# [TASK INPUT]
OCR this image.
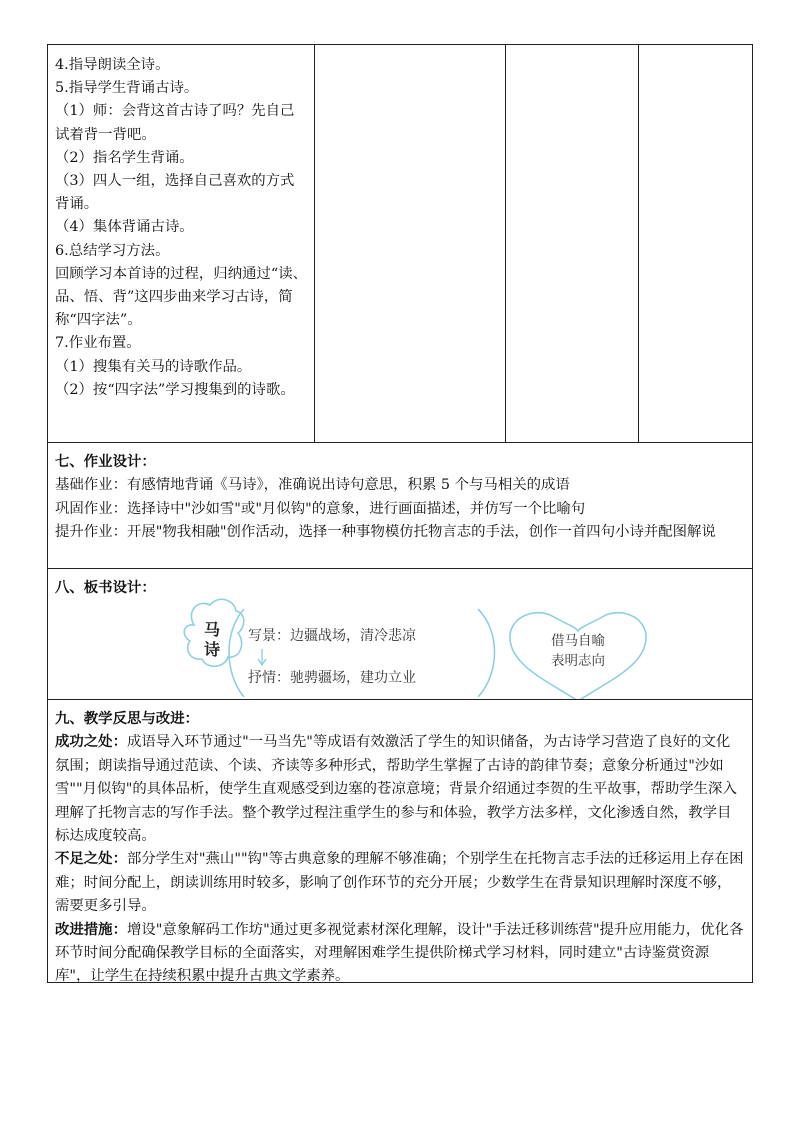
4.指导朗读全诗。
5.指导学生背诵古诗。
（1）师：会背这首古诗了吗？先自己试着背一背吧。
（2）指名学生背诵。
（3）四人一组，选择自己喜欢的方式背诵。
（4）集体背诵古诗。
6.总结学习方法。
回顾学习本首诗的过程，归纳通过“读、品、悟、背”这四步曲来学习古诗，简称“四字法”。
7.作业布置。
（1）搜集有关马的诗歌作品。
（2）按“四字法”学习搜集到的诗歌。

七、作业设计：
基础作业：有感情地背诵《马诗》，准确说出诗句意思，积累 5 个与马相关的成语
巩固作业：选择诗中"沙如雪"或"月似钩"的意象，进行画面描述，并仿写一个比喻句
提升作业：开展"物我相融"创作活动，选择一种事物模仿托物言志的手法，创作一首四句小诗并配图解说

八、板书设计：
马
诗
写景：边疆战场，清冷悲凉
抒情：驰骋疆场，建功立业
借马自喻
表明志向

九、教学反思与改进：
成功之处：成语导入环节通过"一马当先"等成语有效激活了学生的知识储备，为古诗学习营造了良好的文化氛围；朗读指导通过范读、个读、齐读等多种形式，帮助学生掌握了古诗的韵律节奏；意象分析通过"沙如雪""月似钩"的具体品析，使学生直观感受到边塞的苍凉意境；背景介绍通过李贺的生平故事，帮助学生深入理解了托物言志的写作手法。整个教学过程注重学生的参与和体验，教学方法多样，文化渗透自然，教学目标达成度较高。
不足之处：部分学生对"燕山""钩"等古典意象的理解不够准确；个别学生在托物言志手法的迁移运用上存在困难；时间分配上，朗读训练用时较多，影响了创作环节的充分开展；少数学生在背景知识理解时深度不够，需要更多引导。
改进措施：增设"意象解码工作坊"通过更多视觉素材深化理解，设计"手法迁移训练营"提升应用能力，优化各环节时间分配确保教学目标的全面落实，对理解困难学生提供阶梯式学习材料，同时建立"古诗鉴赏资源库"，让学生在持续积累中提升古典文学素养。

# [WHAT THE EXERCISE ASKS]
Excluding the pictures, restate the records above word for word.

# [CORRECT RESPONSE]
OCR this image.
4.指导朗读全诗。
5.指导学生背诵古诗。
（1）师：会背这首古诗了吗？先自己试着背一背吧。
（2）指名学生背诵。
（3）四人一组，选择自己喜欢的方式背诵。
（4）集体背诵古诗。
6.总结学习方法。
回顾学习本首诗的过程，归纳通过“读、品、悟、背”这四步曲来学习古诗，简称“四字法”。
7.作业布置。
（1）搜集有关马的诗歌作品。
（2）按“四字法”学习搜集到的诗歌。

七、作业设计：
基础作业：有感情地背诵《马诗》，准确说出诗句意思，积累 5 个与马相关的成语
巩固作业：选择诗中"沙如雪"或"月似钩"的意象，进行画面描述，并仿写一个比喻句
提升作业：开展"物我相融"创作活动，选择一种事物模仿托物言志的手法，创作一首四句小诗并配图解说

八、板书设计：
马
诗
写景：边疆战场，清冷悲凉
抒情：驰骋疆场，建功立业
借马自喻
表明志向

九、教学反思与改进：
成功之处：成语导入环节通过"一马当先"等成语有效激活了学生的知识储备，为古诗学习营造了良好的文化氛围；朗读指导通过范读、个读、齐读等多种形式，帮助学生掌握了古诗的韵律节奏；意象分析通过"沙如雪""月似钩"的具体品析，使学生直观感受到边塞的苍凉意境；背景介绍通过李贺的生平故事，帮助学生深入理解了托物言志的写作手法。整个教学过程注重学生的参与和体验，教学方法多样，文化渗透自然，教学目标达成度较高。
不足之处：部分学生对"燕山""钩"等古典意象的理解不够准确；个别学生在托物言志手法的迁移运用上存在困难；时间分配上，朗读训练用时较多，影响了创作环节的充分开展；少数学生在背景知识理解时深度不够，需要更多引导。
改进措施：增设"意象解码工作坊"通过更多视觉素材深化理解，设计"手法迁移训练营"提升应用能力，优化各环节时间分配确保教学目标的全面落实，对理解困难学生提供阶梯式学习材料，同时建立"古诗鉴赏资源库"，让学生在持续积累中提升古典文学素养。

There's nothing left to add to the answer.